» **THE REQUEST**
Which lines contain the string "Compute"? Please list every one of them.

» **GIVEN RECORDS**

--- START ---

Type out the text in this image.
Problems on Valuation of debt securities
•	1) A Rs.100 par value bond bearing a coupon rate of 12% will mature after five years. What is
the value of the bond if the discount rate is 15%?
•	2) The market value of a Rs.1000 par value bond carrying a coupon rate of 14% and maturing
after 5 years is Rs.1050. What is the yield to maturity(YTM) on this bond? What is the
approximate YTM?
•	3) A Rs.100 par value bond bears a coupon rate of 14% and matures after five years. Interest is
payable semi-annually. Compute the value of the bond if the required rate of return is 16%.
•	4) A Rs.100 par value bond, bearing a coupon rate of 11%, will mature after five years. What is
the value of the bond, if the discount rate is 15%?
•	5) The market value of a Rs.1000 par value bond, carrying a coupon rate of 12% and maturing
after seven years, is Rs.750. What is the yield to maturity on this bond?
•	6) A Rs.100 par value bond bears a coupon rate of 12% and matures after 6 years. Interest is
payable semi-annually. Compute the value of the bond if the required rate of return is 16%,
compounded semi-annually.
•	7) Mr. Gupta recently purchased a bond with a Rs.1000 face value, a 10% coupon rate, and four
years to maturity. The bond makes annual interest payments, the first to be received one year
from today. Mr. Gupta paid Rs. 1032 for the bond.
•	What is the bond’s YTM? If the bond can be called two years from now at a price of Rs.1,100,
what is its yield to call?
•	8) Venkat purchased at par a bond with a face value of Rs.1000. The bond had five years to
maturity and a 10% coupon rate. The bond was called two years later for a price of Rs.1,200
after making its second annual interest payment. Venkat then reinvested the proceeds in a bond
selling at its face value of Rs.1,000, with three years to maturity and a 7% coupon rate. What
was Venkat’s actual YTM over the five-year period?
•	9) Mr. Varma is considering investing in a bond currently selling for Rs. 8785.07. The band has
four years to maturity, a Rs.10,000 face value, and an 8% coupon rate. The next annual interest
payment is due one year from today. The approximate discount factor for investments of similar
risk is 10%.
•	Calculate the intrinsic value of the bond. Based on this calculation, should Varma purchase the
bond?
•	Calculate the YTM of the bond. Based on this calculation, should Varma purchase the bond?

--- END ---

» **OUTPUT BELOW**
payable semi-annually. Compute the value of the bond if the required rate of return is 16%.
payable semi-annually. Compute the value of the bond if the required rate of return is 16%,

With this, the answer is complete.